Dataset records:
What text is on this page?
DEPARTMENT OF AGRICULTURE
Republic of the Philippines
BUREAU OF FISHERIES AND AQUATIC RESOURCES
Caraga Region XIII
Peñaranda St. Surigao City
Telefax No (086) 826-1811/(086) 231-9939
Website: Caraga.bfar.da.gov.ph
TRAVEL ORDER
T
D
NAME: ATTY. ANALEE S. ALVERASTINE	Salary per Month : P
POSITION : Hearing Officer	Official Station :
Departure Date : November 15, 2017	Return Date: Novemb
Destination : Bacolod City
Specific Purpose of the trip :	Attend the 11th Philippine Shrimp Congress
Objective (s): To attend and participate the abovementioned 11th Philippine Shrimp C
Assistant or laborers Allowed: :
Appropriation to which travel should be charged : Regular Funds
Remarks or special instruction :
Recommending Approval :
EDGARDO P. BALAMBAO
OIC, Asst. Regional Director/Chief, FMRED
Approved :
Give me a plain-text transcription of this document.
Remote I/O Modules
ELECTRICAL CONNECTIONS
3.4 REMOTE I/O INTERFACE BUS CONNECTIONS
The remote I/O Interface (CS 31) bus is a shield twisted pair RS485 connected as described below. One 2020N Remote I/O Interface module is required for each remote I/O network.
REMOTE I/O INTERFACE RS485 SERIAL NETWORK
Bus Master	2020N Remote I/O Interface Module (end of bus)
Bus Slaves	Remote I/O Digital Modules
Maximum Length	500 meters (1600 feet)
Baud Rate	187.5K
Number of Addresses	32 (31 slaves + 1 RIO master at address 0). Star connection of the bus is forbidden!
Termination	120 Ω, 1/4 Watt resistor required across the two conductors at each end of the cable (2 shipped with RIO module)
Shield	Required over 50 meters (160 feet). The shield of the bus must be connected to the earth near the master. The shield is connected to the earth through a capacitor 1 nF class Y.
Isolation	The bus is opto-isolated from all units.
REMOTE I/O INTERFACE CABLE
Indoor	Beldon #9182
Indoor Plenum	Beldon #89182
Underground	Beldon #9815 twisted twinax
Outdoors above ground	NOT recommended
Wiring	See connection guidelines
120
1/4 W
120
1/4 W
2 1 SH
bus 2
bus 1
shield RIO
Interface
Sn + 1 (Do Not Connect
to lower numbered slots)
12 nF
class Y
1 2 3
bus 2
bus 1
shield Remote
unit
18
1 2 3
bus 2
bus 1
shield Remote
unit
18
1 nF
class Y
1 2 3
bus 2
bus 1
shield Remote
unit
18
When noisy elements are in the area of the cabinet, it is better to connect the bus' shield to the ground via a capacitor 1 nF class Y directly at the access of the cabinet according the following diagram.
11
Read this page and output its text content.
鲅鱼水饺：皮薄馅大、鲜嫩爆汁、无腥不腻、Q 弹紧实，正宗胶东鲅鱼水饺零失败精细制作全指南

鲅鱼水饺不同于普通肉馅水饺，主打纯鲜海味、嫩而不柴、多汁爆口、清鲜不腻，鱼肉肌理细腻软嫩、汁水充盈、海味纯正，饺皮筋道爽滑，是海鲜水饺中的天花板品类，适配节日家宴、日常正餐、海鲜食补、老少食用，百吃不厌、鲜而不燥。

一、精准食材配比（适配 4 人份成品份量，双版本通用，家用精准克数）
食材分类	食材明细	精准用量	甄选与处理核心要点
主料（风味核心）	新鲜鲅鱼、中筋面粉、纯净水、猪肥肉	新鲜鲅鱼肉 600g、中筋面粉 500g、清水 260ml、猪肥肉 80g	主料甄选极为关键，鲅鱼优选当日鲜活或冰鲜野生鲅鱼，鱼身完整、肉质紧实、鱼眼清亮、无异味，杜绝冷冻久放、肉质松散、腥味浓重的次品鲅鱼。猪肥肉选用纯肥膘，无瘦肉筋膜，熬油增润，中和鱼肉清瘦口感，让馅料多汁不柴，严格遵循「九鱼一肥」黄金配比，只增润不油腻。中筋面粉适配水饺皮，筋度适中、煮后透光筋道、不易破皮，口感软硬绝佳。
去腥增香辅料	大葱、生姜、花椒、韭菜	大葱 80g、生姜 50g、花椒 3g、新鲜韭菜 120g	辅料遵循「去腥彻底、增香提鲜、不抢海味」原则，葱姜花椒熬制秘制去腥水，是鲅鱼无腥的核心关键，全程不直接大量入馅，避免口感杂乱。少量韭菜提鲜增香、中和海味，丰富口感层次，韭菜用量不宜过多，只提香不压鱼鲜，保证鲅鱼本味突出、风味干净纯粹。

Work instructions: All entries shown above should be printed again exactly.

Exercise answer:
What text is on this page?
DEPARTMENT OF AGRICULTURE
Republic of the Philippines
BUREAU OF FISHERIES AND AQUATIC RESOURCES
Caraga Region XIII
Peñaranda St. Surigao City
Telefax No (086) 826-1811/(086) 231-9939
Website: Caraga.bfar.da.gov.ph
TRAVEL ORDER
T
D
NAME: ATTY. ANALEE S. ALVERASTINE	Salary per Month : P
POSITION : Hearing Officer	Official Station :
Departure Date : November 15, 2017	Return Date: Novemb
Destination : Bacolod City
Specific Purpose of the trip :	Attend the 11th Philippine Shrimp Congress
Objective (s): To attend and participate the abovementioned 11th Philippine Shrimp C
Assistant or laborers Allowed: :
Appropriation to which travel should be charged : Regular Funds
Remarks or special instruction :
Recommending Approval :
EDGARDO P. BALAMBAO
OIC, Asst. Regional Director/Chief, FMRED
Approved :
Give me a plain-text transcription of this document.
Remote I/O Modules
ELECTRICAL CONNECTIONS
3.4 REMOTE I/O INTERFACE BUS CONNECTIONS
The remote I/O Interface (CS 31) bus is a shield twisted pair RS485 connected as described below. One 2020N Remote I/O Interface module is required for each remote I/O network.
REMOTE I/O INTERFACE RS485 SERIAL NETWORK
Bus Master	2020N Remote I/O Interface Module (end of bus)
Bus Slaves	Remote I/O Digital Modules
Maximum Length	500 meters (1600 feet)
Baud Rate	187.5K
Number of Addresses	32 (31 slaves + 1 RIO master at address 0). Star connection of the bus is forbidden!
Termination	120 Ω, 1/4 Watt resistor required across the two conductors at each end of the cable (2 shipped with RIO module)
Shield	Required over 50 meters (160 feet). The shield of the bus must be connected to the earth near the master. The shield is connected to the earth through a capacitor 1 nF class Y.
Isolation	The bus is opto-isolated from all units.
REMOTE I/O INTERFACE CABLE
Indoor	Beldon #9182
Indoor Plenum	Beldon #89182
Underground	Beldon #9815 twisted twinax
Outdoors above ground	NOT recommended
Wiring	See connection guidelines
120
1/4 W
120
1/4 W
2 1 SH
bus 2
bus 1
shield RIO
Interface
Sn + 1 (Do Not Connect
to lower numbered slots)
12 nF
class Y
1 2 3
bus 2
bus 1
shield Remote
unit
18
1 2 3
bus 2
bus 1
shield Remote
unit
18
1 nF
class Y
1 2 3
bus 2
bus 1
shield Remote
unit
18
When noisy elements are in the area of the cabinet, it is better to connect the bus' shield to the ground via a capacitor 1 nF class Y directly at the access of the cabinet according the following diagram.
11
Read this page and output its text content.
鲅鱼水饺：皮薄馅大、鲜嫩爆汁、无腥不腻、Q 弹紧实，正宗胶东鲅鱼水饺零失败精细制作全指南

鲅鱼水饺不同于普通肉馅水饺，主打纯鲜海味、嫩而不柴、多汁爆口、清鲜不腻，鱼肉肌理细腻软嫩、汁水充盈、海味纯正，饺皮筋道爽滑，是海鲜水饺中的天花板品类，适配节日家宴、日常正餐、海鲜食补、老少食用，百吃不厌、鲜而不燥。

一、精准食材配比（适配 4 人份成品份量，双版本通用，家用精准克数）
食材分类	食材明细	精准用量	甄选与处理核心要点
主料（风味核心）	新鲜鲅鱼、中筋面粉、纯净水、猪肥肉	新鲜鲅鱼肉 600g、中筋面粉 500g、清水 260ml、猪肥肉 80g	主料甄选极为关键，鲅鱼优选当日鲜活或冰鲜野生鲅鱼，鱼身完整、肉质紧实、鱼眼清亮、无异味，杜绝冷冻久放、肉质松散、腥味浓重的次品鲅鱼。猪肥肉选用纯肥膘，无瘦肉筋膜，熬油增润，中和鱼肉清瘦口感，让馅料多汁不柴，严格遵循「九鱼一肥」黄金配比，只增润不油腻。中筋面粉适配水饺皮，筋度适中、煮后透光筋道、不易破皮，口感软硬绝佳。
去腥增香辅料	大葱、生姜、花椒、韭菜	大葱 80g、生姜 50g、花椒 3g、新鲜韭菜 120g	辅料遵循「去腥彻底、增香提鲜、不抢海味」原则，葱姜花椒熬制秘制去腥水，是鲅鱼无腥的核心关键，全程不直接大量入馅，避免口感杂乱。少量韭菜提鲜增香、中和海味，丰富口感层次，韭菜用量不宜过多，只提香不压鱼鲜，保证鲅鱼本味突出、风味干净纯粹。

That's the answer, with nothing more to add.